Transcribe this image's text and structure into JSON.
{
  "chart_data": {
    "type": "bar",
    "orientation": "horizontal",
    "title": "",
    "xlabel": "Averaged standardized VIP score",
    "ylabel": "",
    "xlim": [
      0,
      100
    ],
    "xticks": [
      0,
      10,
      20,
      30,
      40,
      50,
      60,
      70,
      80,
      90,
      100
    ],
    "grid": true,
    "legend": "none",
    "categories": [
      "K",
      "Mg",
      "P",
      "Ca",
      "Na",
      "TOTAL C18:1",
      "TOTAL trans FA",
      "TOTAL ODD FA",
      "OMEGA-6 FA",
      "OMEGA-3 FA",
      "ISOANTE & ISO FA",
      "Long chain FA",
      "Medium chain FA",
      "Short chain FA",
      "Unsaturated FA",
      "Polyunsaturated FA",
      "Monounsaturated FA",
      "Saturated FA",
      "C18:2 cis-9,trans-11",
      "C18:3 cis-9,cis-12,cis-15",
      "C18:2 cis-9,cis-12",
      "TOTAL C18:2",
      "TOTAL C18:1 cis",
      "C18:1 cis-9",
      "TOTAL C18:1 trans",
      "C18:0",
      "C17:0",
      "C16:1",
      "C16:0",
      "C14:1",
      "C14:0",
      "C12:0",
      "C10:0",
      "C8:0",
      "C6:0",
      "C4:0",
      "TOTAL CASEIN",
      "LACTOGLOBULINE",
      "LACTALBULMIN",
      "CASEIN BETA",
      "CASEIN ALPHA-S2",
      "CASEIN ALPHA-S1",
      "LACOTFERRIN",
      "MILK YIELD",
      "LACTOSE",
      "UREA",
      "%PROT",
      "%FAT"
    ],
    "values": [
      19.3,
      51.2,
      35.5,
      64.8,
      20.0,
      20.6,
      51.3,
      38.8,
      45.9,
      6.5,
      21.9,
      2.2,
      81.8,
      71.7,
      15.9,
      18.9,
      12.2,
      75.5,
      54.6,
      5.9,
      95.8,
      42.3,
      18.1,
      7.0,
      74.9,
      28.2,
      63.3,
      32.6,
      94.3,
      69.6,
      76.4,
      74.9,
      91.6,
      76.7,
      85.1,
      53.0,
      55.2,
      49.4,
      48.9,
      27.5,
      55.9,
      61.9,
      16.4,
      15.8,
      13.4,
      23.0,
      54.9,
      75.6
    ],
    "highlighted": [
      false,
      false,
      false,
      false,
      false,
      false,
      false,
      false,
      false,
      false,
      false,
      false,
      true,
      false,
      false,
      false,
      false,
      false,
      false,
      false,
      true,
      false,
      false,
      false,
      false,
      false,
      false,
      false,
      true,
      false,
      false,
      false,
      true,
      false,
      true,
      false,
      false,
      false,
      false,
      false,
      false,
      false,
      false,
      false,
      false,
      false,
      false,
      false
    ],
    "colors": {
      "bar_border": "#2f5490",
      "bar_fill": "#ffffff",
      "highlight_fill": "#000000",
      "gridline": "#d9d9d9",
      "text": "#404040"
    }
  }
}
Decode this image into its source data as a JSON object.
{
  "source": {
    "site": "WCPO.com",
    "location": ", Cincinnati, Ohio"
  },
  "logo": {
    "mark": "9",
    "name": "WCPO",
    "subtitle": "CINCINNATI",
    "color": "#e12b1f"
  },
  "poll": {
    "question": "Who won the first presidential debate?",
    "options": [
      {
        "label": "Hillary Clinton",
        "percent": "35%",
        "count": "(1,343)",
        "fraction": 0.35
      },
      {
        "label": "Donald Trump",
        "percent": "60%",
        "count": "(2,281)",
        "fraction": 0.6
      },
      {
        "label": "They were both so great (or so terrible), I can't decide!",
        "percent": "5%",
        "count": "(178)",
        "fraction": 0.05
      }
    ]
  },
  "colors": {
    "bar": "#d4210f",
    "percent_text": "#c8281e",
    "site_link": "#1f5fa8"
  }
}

- TASK DIRECTIONS
Find the count of lines in the data above where the string "fraction" occurs. Provide that number alone.

- EXPECTED ANSWER
3